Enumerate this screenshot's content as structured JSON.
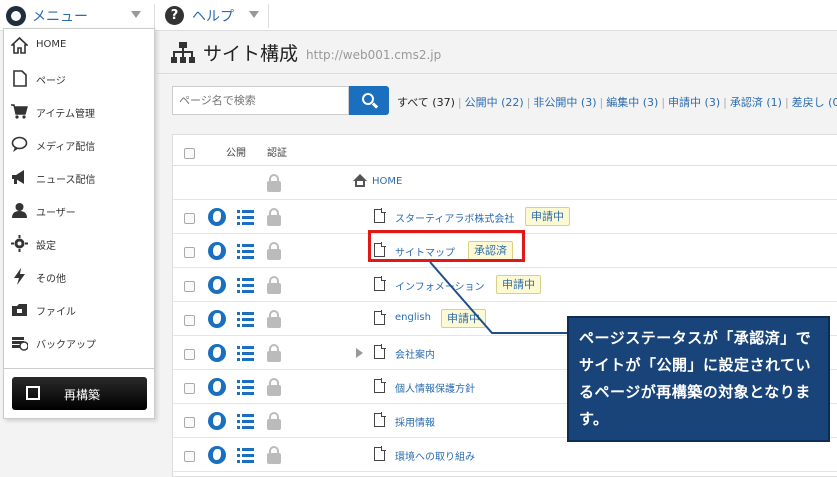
{
  "topbar": {
    "menu_label": "メニュー",
    "help_label": "ヘルプ",
    "menu_icon": "cms-logo-icon",
    "help_icon": "question-circle-icon"
  },
  "page": {
    "title": "サイト構成",
    "url": "http://web001.cms2.jp",
    "title_icon": "sitemap-icon"
  },
  "search": {
    "placeholder": "ページ名で検索"
  },
  "filters": {
    "all": "すべて",
    "all_count": "(37)",
    "items": [
      {
        "label": "公開中",
        "count": "(22)"
      },
      {
        "label": "非公開中",
        "count": "(3)"
      },
      {
        "label": "編集中",
        "count": "(3)"
      },
      {
        "label": "申請中",
        "count": "(3)"
      },
      {
        "label": "承認済",
        "count": "(1)"
      },
      {
        "label": "差戻し",
        "count": "(0"
      }
    ]
  },
  "table": {
    "col_publish": "公開",
    "col_auth": "認証",
    "rows": [
      {
        "name": "HOME",
        "badge": ""
      },
      {
        "name": "スターティアラボ株式会社",
        "badge": "申請中"
      },
      {
        "name": "サイトマップ",
        "badge": "承認済"
      },
      {
        "name": "インフォメーション",
        "badge": "申請中"
      },
      {
        "name": "english",
        "badge": "申請中"
      },
      {
        "name": "会社案内",
        "badge": ""
      },
      {
        "name": "個人情報保護方針",
        "badge": ""
      },
      {
        "name": "採用情報",
        "badge": ""
      },
      {
        "name": "環境への取り組み",
        "badge": ""
      }
    ]
  },
  "callout": {
    "text": "ページステータスが「承認済」でサイトが「公開」に設定されているページが再構築の対象となります。"
  },
  "menu": {
    "items": [
      {
        "label": "HOME",
        "icon": "home-icon"
      },
      {
        "label": "ページ",
        "icon": "page-icon"
      },
      {
        "label": "アイテム管理",
        "icon": "cart-icon"
      },
      {
        "label": "メディア配信",
        "icon": "speech-bubble-icon"
      },
      {
        "label": "ニュース配信",
        "icon": "megaphone-icon"
      },
      {
        "label": "ユーザー",
        "icon": "user-icon"
      },
      {
        "label": "設定",
        "icon": "gear-icon"
      },
      {
        "label": "その他",
        "icon": "lightning-icon"
      },
      {
        "label": "ファイル",
        "icon": "folder-icon"
      },
      {
        "label": "バックアップ",
        "icon": "backup-icon"
      }
    ],
    "rebuild_label": "再構築"
  },
  "colors": {
    "accent": "#1a6fbf",
    "highlight": "#e01818",
    "callout_bg": "#19447a"
  }
}
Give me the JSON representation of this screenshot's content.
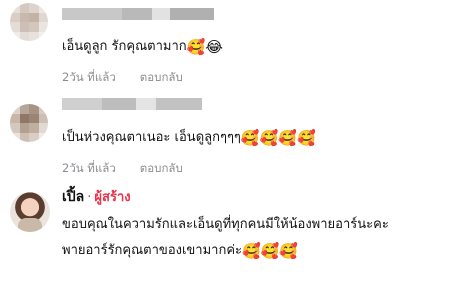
{
  "colors": {
    "meta_gray": "#8a8d91",
    "author_badge": "#e8344a",
    "text": "#111111"
  },
  "comments": [
    {
      "text": "เอ็นดูลูก รักคุณตามาก",
      "emojis": [
        "🥰",
        "😂"
      ],
      "time": "2วัน ที่แล้ว",
      "reply": "ตอบกลับ"
    },
    {
      "text": "เป็นห่วงคุณตาเนอะ เอ็นดูลูกๆๆๆ",
      "emojis": [
        "🥰",
        "🥰",
        "🥰",
        "🥰"
      ],
      "time": "2วัน ที่แล้ว",
      "reply": "ตอบกลับ"
    },
    {
      "name": "เปิ้ล",
      "badge": "ผู้สร้าง",
      "separator": "·",
      "line1": "ขอบคุณในความรักและเอ็นดูที่ทุกคนมีให้น้องพายอาร์นะคะ",
      "line2": "พายอาร์รักคุณตาของเขามากค่ะ",
      "emojis": [
        "🥰",
        "🥰",
        "🥰"
      ]
    }
  ]
}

[WHAT YOU WILL DO]:
Identify the lines above with the word "JSON". Copy them.

[OUTPUT FOR THIS TASK]:
Enumerate this screenshot's content as structured JSON.
Give me the JSON representation of this screenshot's content.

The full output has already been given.